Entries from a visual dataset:
■ ■ ■

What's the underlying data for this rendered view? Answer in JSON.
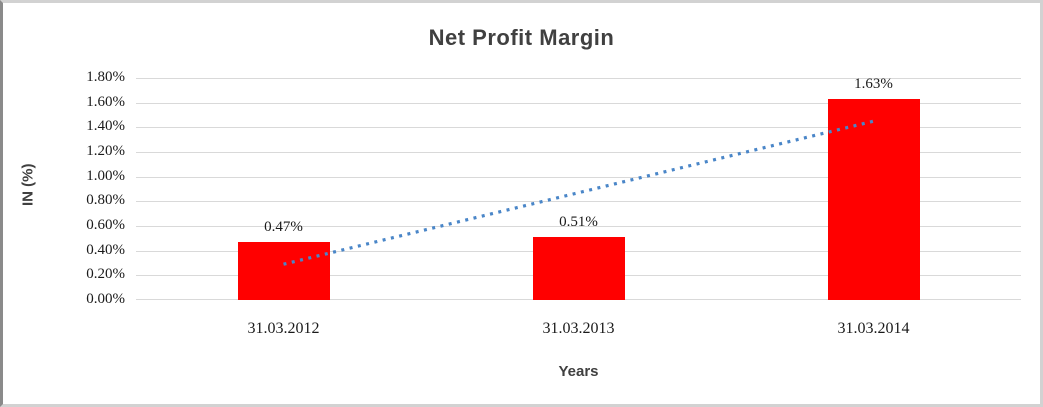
{
  "chart_data": {
    "type": "bar",
    "title": "Net Profit Margin",
    "categories": [
      "31.03.2012",
      "31.03.2013",
      "31.03.2014"
    ],
    "values": [
      0.47,
      0.51,
      1.63
    ],
    "data_labels": [
      "0.47%",
      "0.51%",
      "1.63%"
    ],
    "xlabel": "Years",
    "ylabel": "IN (%)",
    "ylim": [
      0,
      1.8
    ],
    "ytick_step": 0.2,
    "ytick_labels": [
      "0.00%",
      "0.20%",
      "0.40%",
      "0.60%",
      "0.80%",
      "1.00%",
      "1.20%",
      "1.40%",
      "1.60%",
      "1.80%"
    ],
    "grid": true,
    "legend": "none",
    "bar_color": "#ff0000",
    "trendline": {
      "style": "dotted",
      "color": "#4a86c8",
      "start_value": 0.29,
      "end_value": 1.45
    }
  },
  "colors": {
    "title_text": "#404040",
    "grid": "#d9d9d9",
    "tick_text": "#1a1a1a",
    "background": "#ffffff"
  }
}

■ ■ ■

STATED TASK:
From the material above, copy everything exactly but the pictures.

SOLUTION TO THE PROBLEM:
What's the underlying data for this rendered view? Answer in JSON.
{
  "chart_data": {
    "type": "bar",
    "title": "Net Profit Margin",
    "categories": [
      "31.03.2012",
      "31.03.2013",
      "31.03.2014"
    ],
    "values": [
      0.47,
      0.51,
      1.63
    ],
    "data_labels": [
      "0.47%",
      "0.51%",
      "1.63%"
    ],
    "xlabel": "Years",
    "ylabel": "IN (%)",
    "ylim": [
      0,
      1.8
    ],
    "ytick_step": 0.2,
    "ytick_labels": [
      "0.00%",
      "0.20%",
      "0.40%",
      "0.60%",
      "0.80%",
      "1.00%",
      "1.20%",
      "1.40%",
      "1.60%",
      "1.80%"
    ],
    "grid": true,
    "legend": "none",
    "bar_color": "#ff0000",
    "trendline": {
      "style": "dotted",
      "color": "#4a86c8",
      "start_value": 0.29,
      "end_value": 1.45
    }
  },
  "colors": {
    "title_text": "#404040",
    "grid": "#d9d9d9",
    "tick_text": "#1a1a1a",
    "background": "#ffffff"
  }
}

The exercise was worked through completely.